## [Aufgabenstellung]
Greifen Sie den Text über den geplanten Sozialindex für Brennpunkt-Schulen nach seinem letzten Satz auf und setzen Sie ihn fort.

## [Quellenauszug]
++++++++

Iglu hat ergeben, dass 25 Prozent der Viertklässlerinnen und Viertklässler nicht ausreichend lesen können – mit einer Million Euro dürfte das Problem nicht aus der Welt zu schaffen sein. Foto: Shutterstock

Kultusministerin Theresa Schopper (Grüne) hat versprochen, sogenannte Brennpunkt-Schulen gezielt mit Personal und mehr Geld zu unterstützen. Nun ist auch klar, wie diese genau identifiziert werden sollen. Aus einer Antwort des Kultusministeriums auf eine Anfrage der Grünen-Fraktion geht hervor, aus welchen Kriterien der geplante Sozialindex konkret bestehen soll. Einigen reichen die Planungen aber bei weitem nicht aus. «Bisher will die Landesregierung nur kleine Brötchen backen», kritisiert zum Beispiel die Gewerkschaft Erziehung und Wissenschaft (GEW).

++++++++

## [Liste der Einträge]
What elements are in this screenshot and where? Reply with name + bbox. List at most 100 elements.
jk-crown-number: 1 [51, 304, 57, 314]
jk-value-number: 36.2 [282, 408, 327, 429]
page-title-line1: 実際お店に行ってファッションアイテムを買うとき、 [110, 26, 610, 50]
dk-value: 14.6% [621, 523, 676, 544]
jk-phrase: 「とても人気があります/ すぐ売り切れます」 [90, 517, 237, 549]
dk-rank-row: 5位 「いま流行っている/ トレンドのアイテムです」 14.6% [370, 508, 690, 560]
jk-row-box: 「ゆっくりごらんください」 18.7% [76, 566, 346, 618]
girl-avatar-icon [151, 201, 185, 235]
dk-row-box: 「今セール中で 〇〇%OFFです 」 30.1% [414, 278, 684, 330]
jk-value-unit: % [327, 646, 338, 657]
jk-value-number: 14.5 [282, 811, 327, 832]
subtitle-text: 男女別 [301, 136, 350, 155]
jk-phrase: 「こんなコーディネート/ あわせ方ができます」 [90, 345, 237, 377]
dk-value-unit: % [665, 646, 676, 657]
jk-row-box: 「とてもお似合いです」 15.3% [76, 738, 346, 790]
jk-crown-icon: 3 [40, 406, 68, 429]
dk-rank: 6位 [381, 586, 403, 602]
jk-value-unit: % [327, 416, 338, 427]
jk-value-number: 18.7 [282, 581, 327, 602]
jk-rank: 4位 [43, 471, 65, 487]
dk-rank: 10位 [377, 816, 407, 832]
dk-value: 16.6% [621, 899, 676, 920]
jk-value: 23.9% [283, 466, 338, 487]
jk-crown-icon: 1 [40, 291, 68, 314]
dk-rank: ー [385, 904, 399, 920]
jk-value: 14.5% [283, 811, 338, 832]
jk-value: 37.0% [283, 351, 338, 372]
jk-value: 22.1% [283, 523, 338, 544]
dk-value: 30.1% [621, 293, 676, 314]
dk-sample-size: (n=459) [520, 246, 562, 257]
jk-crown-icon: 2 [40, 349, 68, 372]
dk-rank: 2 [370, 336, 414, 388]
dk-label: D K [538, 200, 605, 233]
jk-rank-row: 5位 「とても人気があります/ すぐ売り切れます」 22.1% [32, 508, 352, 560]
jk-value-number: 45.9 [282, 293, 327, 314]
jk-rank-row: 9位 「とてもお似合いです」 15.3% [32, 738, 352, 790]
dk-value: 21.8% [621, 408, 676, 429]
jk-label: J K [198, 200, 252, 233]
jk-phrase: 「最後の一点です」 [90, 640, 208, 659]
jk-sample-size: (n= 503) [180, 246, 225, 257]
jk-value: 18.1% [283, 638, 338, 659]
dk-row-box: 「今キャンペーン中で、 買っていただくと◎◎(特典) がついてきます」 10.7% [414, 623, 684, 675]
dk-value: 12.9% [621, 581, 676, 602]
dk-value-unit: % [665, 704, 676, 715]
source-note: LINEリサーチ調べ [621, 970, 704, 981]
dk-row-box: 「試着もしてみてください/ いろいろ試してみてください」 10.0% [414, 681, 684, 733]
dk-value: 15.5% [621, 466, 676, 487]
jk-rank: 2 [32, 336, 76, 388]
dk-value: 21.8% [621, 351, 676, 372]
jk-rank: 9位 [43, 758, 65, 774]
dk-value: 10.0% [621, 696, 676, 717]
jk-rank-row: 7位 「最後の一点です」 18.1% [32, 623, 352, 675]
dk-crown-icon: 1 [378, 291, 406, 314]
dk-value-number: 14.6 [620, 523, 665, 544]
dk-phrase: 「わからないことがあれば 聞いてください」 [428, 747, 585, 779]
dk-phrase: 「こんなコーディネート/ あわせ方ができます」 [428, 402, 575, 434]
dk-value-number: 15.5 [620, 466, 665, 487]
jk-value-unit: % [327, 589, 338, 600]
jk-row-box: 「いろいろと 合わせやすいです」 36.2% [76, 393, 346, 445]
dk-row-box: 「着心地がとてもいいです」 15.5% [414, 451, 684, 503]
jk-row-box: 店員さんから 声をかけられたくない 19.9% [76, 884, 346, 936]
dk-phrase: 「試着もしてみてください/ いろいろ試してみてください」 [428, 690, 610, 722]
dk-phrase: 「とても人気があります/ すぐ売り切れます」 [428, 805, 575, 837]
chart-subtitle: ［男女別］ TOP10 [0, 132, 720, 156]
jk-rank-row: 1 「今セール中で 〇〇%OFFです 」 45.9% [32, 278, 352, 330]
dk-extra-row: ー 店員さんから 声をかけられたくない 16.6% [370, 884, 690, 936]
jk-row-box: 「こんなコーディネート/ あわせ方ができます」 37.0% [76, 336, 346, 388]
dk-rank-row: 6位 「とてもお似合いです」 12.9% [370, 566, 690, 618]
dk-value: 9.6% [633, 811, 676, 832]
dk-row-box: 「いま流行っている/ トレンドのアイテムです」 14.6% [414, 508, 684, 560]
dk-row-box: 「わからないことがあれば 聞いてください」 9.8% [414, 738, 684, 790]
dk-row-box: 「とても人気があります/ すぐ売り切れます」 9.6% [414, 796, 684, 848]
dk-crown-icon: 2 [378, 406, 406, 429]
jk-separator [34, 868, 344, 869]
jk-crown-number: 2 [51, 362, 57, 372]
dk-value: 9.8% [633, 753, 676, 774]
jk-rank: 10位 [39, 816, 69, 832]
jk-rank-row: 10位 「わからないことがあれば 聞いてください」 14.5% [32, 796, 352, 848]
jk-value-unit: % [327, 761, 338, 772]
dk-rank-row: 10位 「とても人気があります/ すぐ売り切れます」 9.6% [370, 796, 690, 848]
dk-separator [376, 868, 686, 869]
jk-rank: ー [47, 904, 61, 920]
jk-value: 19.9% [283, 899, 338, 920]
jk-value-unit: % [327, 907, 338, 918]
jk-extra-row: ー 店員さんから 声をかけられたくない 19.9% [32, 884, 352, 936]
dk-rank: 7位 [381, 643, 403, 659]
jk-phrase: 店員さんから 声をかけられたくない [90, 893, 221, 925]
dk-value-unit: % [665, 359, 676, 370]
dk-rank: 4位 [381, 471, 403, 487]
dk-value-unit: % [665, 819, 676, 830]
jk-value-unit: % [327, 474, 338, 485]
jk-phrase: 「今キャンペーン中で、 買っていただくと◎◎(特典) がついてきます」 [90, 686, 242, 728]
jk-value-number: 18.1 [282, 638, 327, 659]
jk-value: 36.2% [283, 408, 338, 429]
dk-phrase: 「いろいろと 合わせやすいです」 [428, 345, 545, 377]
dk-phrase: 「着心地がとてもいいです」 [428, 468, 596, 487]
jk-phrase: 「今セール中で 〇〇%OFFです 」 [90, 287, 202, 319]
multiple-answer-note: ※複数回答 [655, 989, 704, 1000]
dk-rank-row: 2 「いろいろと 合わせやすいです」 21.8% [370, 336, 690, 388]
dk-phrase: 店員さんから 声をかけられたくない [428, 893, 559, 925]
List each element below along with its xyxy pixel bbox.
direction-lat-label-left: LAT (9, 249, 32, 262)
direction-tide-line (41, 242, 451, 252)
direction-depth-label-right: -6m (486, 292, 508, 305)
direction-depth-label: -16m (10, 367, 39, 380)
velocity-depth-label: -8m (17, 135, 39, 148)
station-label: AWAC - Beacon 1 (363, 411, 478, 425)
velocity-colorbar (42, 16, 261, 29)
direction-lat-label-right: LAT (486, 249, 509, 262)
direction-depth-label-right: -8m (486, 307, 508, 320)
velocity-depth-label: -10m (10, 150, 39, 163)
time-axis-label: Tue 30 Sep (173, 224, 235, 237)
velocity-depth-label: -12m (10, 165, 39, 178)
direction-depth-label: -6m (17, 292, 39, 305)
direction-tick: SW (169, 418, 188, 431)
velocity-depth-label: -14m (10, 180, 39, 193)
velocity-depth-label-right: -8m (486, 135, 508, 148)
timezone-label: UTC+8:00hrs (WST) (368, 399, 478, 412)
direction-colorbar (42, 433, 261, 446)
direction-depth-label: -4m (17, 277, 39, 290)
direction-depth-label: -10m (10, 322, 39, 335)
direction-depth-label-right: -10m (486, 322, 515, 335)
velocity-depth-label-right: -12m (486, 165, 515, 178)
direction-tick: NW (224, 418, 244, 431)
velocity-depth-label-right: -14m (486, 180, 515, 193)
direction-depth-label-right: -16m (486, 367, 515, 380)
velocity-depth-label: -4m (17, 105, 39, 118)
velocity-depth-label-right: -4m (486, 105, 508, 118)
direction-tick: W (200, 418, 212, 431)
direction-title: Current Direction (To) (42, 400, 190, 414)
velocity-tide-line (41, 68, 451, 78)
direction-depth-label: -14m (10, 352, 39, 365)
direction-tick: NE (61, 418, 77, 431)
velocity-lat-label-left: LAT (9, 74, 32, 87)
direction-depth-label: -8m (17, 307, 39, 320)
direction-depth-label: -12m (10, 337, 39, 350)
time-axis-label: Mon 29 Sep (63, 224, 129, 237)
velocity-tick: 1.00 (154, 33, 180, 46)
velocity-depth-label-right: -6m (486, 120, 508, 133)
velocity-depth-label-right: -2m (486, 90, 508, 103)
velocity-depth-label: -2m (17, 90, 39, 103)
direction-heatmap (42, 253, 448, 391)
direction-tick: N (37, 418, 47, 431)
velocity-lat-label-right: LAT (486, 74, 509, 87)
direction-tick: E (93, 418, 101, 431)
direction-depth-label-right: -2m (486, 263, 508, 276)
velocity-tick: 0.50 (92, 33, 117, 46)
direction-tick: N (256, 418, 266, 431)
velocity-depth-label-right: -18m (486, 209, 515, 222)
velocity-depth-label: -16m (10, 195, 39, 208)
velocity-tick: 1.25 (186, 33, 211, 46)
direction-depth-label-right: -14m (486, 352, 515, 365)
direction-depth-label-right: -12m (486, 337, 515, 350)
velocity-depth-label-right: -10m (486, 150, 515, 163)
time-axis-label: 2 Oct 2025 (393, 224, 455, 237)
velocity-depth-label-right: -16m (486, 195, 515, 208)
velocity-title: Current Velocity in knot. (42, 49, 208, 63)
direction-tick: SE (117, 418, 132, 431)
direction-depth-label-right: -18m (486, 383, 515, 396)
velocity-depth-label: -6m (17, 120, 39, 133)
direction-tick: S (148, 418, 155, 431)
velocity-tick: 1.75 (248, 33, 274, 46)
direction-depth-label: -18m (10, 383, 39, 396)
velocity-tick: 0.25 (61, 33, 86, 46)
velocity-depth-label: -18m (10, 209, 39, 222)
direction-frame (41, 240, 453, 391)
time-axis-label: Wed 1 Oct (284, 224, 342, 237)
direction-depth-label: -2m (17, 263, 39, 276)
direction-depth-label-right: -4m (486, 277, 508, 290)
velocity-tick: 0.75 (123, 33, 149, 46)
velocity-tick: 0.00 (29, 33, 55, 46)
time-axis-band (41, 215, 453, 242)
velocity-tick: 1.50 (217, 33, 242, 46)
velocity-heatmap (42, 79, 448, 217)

++++++++

## [Richtige Antwort]
Nach den Plänen des Landes sollen vier Indikatoren bestimmen, ob eine Schule besonders unterstützt werden muss: Demnach zählen der Anteil der Schülerinnen und Schüler mit Migrationshintergrund, die Zahl der Bücher im Haushalt der Kinder und Jugendlichen, die durchschnittliche Kaufkraft pro Einwohner im Schulbezirk sowie der Anteil der Haushalte ohne Schulabschluss.

Zum Einsatz kommen soll der neue Index ab dem Schuljahr 2023/2024. Im Bezirk der Schulämter Biberach, Lörrach und Tübingen sollen Schulen mit besonders hohen Indexwerten in einem Modellversuch mit zusätzlichem Geld unterstützt werden. Nach Angaben des Kultusministeriums werden dafür in den nächsten zwei Jahren rund 690.000 Euro pro Jahr an die Schulen in diesen Bezirken verteilt. Sie können damit zum Beispiel weiteres Personal anstellen oder mit Lerntherapeuten kooperieren. Insgesamt stehen laut Ministerium im Haushalt 1,1 Millionen Euro pro Jahr für den Modellversuch bereit.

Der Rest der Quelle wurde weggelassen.